# Task brief:
Among the lines below, list those containing the string "Open".
-*-*-
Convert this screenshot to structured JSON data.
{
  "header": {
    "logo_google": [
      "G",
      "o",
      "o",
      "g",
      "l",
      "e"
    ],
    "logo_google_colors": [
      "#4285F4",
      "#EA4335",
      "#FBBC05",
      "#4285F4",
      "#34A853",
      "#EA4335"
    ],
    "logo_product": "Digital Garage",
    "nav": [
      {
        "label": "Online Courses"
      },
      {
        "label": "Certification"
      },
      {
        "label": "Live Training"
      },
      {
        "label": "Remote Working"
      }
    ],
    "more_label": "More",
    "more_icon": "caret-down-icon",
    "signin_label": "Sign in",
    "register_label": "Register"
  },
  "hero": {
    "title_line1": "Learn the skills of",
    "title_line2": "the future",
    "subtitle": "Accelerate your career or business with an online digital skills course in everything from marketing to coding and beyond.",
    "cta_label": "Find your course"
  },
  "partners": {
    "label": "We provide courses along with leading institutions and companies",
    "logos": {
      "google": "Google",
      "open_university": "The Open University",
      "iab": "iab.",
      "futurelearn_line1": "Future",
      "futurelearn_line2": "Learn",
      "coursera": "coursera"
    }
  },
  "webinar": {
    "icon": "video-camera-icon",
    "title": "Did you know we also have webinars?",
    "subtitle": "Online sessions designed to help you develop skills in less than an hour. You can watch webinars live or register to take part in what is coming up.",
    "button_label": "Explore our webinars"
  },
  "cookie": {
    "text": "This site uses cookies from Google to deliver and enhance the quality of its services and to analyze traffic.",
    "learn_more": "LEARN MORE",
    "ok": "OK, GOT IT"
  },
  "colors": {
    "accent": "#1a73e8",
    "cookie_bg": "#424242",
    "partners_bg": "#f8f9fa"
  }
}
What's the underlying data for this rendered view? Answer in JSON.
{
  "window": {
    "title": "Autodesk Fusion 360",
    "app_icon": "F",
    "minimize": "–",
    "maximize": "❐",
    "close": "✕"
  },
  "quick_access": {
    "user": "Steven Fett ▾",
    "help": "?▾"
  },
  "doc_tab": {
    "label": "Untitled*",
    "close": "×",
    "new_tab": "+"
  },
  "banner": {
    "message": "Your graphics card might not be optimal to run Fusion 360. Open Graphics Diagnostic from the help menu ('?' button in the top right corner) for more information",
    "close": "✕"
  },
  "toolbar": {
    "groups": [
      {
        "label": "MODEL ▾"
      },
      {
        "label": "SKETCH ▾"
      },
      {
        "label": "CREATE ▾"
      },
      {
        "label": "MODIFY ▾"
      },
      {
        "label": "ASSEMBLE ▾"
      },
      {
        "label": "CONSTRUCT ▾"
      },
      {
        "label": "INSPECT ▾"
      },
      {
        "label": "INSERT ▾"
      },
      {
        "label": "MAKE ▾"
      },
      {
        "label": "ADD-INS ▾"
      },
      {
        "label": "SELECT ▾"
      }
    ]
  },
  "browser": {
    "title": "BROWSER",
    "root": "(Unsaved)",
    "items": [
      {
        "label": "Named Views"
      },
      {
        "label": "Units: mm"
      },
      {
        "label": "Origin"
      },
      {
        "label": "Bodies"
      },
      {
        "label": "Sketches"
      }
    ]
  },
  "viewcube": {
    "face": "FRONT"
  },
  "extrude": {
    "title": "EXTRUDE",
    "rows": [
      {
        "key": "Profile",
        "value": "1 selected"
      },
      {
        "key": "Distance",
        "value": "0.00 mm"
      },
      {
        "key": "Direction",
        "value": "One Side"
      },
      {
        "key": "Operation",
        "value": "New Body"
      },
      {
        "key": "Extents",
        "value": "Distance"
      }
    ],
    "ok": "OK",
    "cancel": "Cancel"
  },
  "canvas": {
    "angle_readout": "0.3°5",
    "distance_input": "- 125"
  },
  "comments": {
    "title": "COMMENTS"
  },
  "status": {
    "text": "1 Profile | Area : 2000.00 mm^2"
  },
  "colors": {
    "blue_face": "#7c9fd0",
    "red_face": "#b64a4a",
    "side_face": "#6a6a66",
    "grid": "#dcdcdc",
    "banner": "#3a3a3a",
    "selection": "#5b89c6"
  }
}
-*-*-
# Output of the task:
      "open_university": "The Open University",
    "message": "Your graphics card might not be optimal to run Fusion 360. Open Graphics Diagnostic from the help menu ('?' button in the top right corner) for more information",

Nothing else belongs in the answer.